• [EXERCISE INSTRUCTIONS]
Compute how many lines in the entries below contain "POLICE", and output nothing but the number.

Start of STORED RECORDS

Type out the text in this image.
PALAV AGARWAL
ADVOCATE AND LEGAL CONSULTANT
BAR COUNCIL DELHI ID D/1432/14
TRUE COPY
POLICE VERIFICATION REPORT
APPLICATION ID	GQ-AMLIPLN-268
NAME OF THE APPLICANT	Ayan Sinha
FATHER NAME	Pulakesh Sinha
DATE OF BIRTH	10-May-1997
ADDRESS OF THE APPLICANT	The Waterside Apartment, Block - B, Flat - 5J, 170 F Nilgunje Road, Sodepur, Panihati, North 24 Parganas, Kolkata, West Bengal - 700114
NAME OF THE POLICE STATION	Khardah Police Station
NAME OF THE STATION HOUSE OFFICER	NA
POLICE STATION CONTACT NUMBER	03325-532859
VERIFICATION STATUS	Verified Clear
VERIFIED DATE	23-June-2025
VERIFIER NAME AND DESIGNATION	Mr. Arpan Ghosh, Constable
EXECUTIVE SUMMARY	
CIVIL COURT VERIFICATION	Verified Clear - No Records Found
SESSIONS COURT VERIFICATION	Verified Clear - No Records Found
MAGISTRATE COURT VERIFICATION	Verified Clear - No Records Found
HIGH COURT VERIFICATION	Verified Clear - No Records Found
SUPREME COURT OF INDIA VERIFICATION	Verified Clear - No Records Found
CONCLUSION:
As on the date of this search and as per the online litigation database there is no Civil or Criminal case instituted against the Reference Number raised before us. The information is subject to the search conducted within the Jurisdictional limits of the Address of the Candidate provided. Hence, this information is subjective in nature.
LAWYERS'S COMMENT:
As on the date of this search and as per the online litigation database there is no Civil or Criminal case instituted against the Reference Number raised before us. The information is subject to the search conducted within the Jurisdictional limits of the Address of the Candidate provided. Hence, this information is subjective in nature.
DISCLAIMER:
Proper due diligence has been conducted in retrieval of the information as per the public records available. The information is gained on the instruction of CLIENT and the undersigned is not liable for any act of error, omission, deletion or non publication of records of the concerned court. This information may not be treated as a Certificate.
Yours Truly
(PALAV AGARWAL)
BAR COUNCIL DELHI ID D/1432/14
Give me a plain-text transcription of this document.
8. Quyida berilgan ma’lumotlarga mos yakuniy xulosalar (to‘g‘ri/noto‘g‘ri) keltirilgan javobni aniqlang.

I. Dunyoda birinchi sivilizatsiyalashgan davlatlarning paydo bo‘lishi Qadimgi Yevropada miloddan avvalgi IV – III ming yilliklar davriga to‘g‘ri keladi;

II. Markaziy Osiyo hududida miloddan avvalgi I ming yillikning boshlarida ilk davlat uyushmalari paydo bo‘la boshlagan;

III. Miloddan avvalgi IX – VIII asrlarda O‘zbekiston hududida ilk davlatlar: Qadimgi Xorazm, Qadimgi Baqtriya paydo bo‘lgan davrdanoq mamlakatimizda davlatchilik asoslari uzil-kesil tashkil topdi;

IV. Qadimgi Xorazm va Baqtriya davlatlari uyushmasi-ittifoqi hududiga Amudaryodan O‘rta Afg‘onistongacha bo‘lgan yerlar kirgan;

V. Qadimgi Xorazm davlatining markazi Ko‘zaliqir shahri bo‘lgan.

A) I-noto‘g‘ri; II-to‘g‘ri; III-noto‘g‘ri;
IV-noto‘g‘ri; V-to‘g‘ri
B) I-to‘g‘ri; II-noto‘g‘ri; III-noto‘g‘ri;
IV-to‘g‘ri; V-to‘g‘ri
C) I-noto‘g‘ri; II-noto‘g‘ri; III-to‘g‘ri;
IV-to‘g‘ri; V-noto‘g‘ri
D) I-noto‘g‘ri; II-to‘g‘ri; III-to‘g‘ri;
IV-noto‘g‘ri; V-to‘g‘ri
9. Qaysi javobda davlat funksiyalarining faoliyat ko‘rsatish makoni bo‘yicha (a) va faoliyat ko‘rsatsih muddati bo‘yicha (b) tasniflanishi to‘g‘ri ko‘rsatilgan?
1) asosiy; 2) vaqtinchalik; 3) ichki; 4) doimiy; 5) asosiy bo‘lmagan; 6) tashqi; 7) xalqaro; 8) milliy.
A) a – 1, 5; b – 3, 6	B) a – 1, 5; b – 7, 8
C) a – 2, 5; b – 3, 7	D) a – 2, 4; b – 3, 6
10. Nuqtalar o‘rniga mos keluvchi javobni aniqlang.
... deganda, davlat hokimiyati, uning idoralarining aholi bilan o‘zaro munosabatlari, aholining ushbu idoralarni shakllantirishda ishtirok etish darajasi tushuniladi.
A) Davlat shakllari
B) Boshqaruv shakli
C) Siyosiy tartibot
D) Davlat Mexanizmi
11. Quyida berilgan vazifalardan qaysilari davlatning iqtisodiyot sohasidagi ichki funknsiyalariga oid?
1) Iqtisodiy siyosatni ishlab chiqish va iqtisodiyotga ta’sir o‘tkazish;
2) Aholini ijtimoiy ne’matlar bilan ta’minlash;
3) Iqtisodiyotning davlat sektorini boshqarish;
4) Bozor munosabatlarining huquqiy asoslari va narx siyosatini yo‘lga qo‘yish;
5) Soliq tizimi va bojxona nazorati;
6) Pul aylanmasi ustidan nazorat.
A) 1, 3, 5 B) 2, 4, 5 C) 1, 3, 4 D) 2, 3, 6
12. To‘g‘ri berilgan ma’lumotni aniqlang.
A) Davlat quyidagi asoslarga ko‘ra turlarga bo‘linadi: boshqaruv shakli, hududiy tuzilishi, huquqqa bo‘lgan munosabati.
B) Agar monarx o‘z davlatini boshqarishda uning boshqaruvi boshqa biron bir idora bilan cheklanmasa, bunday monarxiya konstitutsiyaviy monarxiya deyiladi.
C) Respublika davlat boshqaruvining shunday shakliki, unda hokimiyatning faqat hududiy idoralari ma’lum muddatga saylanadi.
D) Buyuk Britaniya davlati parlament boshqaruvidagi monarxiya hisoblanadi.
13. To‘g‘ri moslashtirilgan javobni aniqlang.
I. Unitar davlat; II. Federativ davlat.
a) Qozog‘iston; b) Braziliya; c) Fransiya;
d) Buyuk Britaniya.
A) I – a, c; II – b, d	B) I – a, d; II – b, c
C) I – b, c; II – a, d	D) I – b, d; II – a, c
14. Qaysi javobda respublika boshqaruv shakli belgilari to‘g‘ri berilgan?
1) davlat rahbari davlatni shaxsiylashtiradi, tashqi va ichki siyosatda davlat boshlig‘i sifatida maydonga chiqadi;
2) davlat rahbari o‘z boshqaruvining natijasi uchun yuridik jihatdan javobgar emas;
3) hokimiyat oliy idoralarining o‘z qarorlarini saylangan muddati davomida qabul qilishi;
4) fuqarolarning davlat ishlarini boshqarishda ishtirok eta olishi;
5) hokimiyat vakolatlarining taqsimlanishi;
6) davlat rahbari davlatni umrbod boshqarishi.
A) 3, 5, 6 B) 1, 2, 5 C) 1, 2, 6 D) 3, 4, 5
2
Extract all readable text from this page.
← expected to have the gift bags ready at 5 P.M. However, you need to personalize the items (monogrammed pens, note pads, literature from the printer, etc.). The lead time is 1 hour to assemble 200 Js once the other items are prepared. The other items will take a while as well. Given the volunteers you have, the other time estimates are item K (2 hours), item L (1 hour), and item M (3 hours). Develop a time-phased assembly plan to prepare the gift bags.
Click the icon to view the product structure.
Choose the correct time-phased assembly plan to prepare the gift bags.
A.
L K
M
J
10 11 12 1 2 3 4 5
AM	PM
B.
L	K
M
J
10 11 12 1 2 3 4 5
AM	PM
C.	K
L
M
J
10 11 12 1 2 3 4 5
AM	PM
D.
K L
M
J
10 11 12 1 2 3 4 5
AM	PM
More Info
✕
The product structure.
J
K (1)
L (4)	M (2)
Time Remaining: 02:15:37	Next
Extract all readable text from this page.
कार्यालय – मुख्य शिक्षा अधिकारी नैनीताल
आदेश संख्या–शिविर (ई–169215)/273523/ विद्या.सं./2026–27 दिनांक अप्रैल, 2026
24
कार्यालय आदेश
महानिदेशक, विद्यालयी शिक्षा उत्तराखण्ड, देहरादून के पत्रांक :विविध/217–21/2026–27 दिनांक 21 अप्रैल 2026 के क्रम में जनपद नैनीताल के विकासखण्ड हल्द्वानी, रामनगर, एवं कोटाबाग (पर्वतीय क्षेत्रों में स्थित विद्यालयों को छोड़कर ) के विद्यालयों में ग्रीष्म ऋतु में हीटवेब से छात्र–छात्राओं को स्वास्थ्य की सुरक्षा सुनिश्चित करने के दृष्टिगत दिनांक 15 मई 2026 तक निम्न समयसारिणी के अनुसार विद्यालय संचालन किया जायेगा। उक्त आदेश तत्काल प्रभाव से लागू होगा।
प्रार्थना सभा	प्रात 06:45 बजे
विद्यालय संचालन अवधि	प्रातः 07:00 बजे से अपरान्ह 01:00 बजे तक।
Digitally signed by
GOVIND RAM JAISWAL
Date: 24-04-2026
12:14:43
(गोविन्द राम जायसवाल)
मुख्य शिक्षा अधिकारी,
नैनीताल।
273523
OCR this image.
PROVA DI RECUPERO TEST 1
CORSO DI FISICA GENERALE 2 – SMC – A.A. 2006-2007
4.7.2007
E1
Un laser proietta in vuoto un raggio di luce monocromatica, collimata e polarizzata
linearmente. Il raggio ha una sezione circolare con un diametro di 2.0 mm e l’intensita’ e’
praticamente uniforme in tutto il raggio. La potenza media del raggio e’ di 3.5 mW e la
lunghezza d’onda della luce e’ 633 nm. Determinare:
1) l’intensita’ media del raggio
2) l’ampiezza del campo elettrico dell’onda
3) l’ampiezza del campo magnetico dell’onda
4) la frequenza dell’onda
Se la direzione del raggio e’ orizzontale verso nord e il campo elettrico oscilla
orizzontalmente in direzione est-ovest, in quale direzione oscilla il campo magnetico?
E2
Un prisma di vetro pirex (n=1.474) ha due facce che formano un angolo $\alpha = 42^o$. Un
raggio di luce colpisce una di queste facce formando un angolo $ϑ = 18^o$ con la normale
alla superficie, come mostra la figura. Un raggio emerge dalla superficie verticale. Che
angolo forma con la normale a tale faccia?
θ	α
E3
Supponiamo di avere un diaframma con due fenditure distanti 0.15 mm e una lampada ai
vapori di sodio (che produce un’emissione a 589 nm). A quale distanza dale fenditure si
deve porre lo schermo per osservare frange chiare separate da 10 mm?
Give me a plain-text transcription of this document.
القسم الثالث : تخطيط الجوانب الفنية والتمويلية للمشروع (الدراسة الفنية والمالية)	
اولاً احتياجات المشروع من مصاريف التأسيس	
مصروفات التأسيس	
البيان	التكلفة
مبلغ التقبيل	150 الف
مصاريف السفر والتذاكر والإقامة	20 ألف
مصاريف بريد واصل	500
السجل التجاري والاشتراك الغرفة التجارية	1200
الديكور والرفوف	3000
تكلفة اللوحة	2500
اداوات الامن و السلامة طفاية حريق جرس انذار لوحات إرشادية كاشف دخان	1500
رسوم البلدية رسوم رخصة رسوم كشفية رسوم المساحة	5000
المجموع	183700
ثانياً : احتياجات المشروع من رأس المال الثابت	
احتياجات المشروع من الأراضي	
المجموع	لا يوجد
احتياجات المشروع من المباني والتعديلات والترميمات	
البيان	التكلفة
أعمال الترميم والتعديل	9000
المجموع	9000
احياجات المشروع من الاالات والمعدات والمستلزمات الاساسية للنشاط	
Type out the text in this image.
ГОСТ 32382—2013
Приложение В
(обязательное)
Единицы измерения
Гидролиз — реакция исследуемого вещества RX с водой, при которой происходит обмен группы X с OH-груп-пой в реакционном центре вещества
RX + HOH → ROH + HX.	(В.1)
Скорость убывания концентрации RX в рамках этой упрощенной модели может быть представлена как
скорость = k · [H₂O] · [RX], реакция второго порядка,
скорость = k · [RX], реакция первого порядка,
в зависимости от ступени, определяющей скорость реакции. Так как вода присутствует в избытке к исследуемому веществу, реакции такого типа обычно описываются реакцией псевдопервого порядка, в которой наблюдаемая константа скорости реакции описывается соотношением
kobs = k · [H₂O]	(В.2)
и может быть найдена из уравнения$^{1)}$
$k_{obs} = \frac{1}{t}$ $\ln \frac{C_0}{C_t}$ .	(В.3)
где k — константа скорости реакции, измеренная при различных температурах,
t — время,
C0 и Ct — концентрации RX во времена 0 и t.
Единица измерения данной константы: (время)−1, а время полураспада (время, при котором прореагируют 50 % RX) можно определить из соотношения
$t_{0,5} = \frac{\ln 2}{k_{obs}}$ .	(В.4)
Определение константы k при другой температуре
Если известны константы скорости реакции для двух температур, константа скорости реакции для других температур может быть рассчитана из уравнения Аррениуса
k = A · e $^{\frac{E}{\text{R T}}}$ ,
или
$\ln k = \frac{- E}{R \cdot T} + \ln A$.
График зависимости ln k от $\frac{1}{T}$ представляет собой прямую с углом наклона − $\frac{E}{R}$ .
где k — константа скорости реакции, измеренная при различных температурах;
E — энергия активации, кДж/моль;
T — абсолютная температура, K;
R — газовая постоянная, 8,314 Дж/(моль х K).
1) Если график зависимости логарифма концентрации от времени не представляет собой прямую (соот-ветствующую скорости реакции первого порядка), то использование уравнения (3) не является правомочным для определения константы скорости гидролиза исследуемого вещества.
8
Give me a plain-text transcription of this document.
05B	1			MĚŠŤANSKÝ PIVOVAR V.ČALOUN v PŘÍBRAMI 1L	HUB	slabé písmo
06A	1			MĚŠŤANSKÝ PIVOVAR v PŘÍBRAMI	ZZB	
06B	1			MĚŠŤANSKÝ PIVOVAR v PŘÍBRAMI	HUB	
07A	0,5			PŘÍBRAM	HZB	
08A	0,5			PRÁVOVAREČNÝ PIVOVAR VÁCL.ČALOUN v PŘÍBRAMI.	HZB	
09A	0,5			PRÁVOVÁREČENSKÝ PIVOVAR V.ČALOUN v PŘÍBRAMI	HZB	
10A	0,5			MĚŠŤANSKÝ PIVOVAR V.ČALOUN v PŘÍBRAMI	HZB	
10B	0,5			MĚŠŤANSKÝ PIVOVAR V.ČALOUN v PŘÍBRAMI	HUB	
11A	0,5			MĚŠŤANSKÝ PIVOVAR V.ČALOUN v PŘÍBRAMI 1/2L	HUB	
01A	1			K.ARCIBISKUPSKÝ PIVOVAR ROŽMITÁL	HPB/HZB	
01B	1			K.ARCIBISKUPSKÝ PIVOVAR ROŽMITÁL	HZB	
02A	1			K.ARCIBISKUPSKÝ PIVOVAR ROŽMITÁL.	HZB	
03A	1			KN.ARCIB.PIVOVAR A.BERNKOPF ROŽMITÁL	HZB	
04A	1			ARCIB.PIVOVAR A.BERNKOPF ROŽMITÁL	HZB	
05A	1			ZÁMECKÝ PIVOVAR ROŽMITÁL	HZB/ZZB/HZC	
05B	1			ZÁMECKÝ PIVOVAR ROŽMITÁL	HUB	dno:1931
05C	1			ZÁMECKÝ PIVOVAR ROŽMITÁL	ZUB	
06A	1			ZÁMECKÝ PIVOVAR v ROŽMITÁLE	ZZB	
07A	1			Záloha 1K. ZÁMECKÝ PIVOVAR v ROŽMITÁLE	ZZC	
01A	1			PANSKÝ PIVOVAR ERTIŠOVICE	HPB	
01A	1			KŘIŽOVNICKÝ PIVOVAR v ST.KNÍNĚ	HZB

End of STORED RECORDS

• [FINISHED ANSWER]
3